Without changing a character, return the entries, but not the images they hold.

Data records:
"""

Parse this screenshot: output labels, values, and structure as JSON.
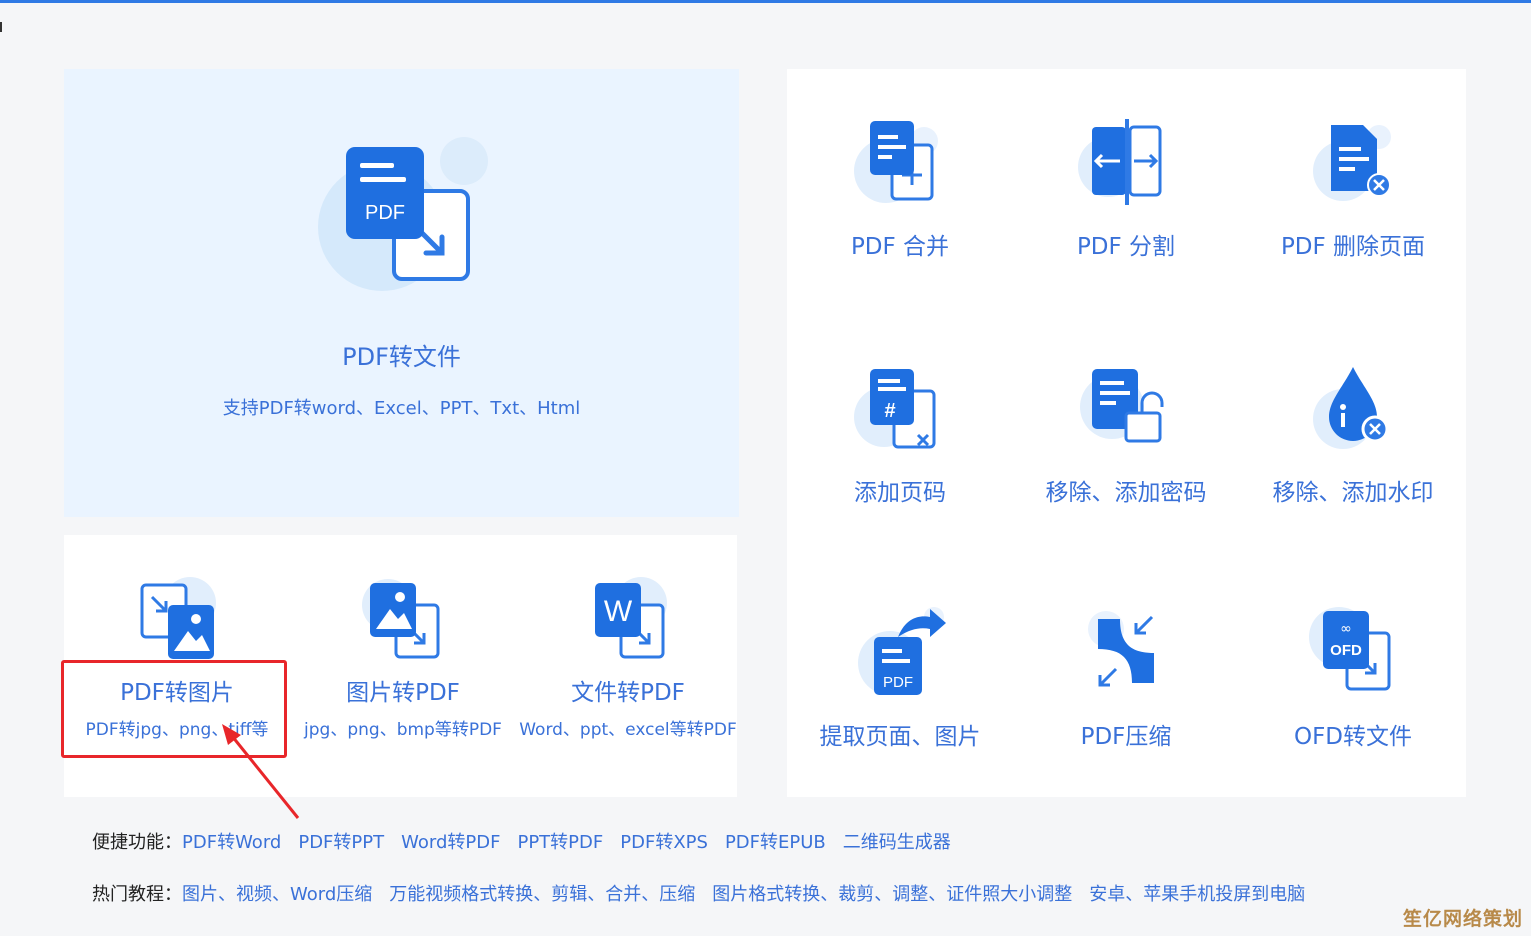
{
  "main_tool": {
    "title": "PDF转文件",
    "subtitle": "支持PDF转word、Excel、PPT、Txt、Html",
    "icon_text": "PDF"
  },
  "small_tools": [
    {
      "title": "PDF转图片",
      "subtitle": "PDF转jpg、png、tiff等"
    },
    {
      "title": "图片转PDF",
      "subtitle": "jpg、png、bmp等转PDF"
    },
    {
      "title": "文件转PDF",
      "subtitle": "Word、ppt、excel等转PDF",
      "icon_text": "W"
    }
  ],
  "right_tools": [
    {
      "title": "PDF 合并"
    },
    {
      "title": "PDF 分割"
    },
    {
      "title": "PDF 删除页面"
    },
    {
      "title": "添加页码"
    },
    {
      "title": "移除、添加密码"
    },
    {
      "title": "移除、添加水印"
    },
    {
      "title": "提取页面、图片",
      "icon_text": "PDF"
    },
    {
      "title": "PDF压缩"
    },
    {
      "title": "OFD转文件",
      "icon_text": "OFD"
    }
  ],
  "quick_links": {
    "label": "便捷功能：",
    "items": [
      "PDF转Word",
      "PDF转PPT",
      "Word转PDF",
      "PPT转PDF",
      "PDF转XPS",
      "PDF转EPUB",
      "二维码生成器"
    ]
  },
  "tutorials": {
    "label": "热门教程：",
    "items": [
      "图片、视频、Word压缩",
      "万能视频格式转换、剪辑、合并、压缩",
      "图片格式转换、裁剪、调整、证件照大小调整",
      "安卓、苹果手机投屏到电脑"
    ]
  },
  "watermark": "笙亿网络策划",
  "colors": {
    "accent": "#2f7ae5",
    "icon_dark": "#1f6fe0",
    "text_blue": "#3a71d8",
    "highlight_red": "#e8262a",
    "panel_bg": "#eaf4ff"
  }
}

"""

• **Response to the task**:
Parse this screenshot: output labels, values, and structure as JSON.
{
  "main_tool": {
    "title": "PDF转文件",
    "subtitle": "支持PDF转word、Excel、PPT、Txt、Html",
    "icon_text": "PDF"
  },
  "small_tools": [
    {
      "title": "PDF转图片",
      "subtitle": "PDF转jpg、png、tiff等"
    },
    {
      "title": "图片转PDF",
      "subtitle": "jpg、png、bmp等转PDF"
    },
    {
      "title": "文件转PDF",
      "subtitle": "Word、ppt、excel等转PDF",
      "icon_text": "W"
    }
  ],
  "right_tools": [
    {
      "title": "PDF 合并"
    },
    {
      "title": "PDF 分割"
    },
    {
      "title": "PDF 删除页面"
    },
    {
      "title": "添加页码"
    },
    {
      "title": "移除、添加密码"
    },
    {
      "title": "移除、添加水印"
    },
    {
      "title": "提取页面、图片",
      "icon_text": "PDF"
    },
    {
      "title": "PDF压缩"
    },
    {
      "title": "OFD转文件",
      "icon_text": "OFD"
    }
  ],
  "quick_links": {
    "label": "便捷功能：",
    "items": [
      "PDF转Word",
      "PDF转PPT",
      "Word转PDF",
      "PPT转PDF",
      "PDF转XPS",
      "PDF转EPUB",
      "二维码生成器"
    ]
  },
  "tutorials": {
    "label": "热门教程：",
    "items": [
      "图片、视频、Word压缩",
      "万能视频格式转换、剪辑、合并、压缩",
      "图片格式转换、裁剪、调整、证件照大小调整",
      "安卓、苹果手机投屏到电脑"
    ]
  },
  "watermark": "笙亿网络策划",
  "colors": {
    "accent": "#2f7ae5",
    "icon_dark": "#1f6fe0",
    "text_blue": "#3a71d8",
    "highlight_red": "#e8262a",
    "panel_bg": "#eaf4ff"
  }
}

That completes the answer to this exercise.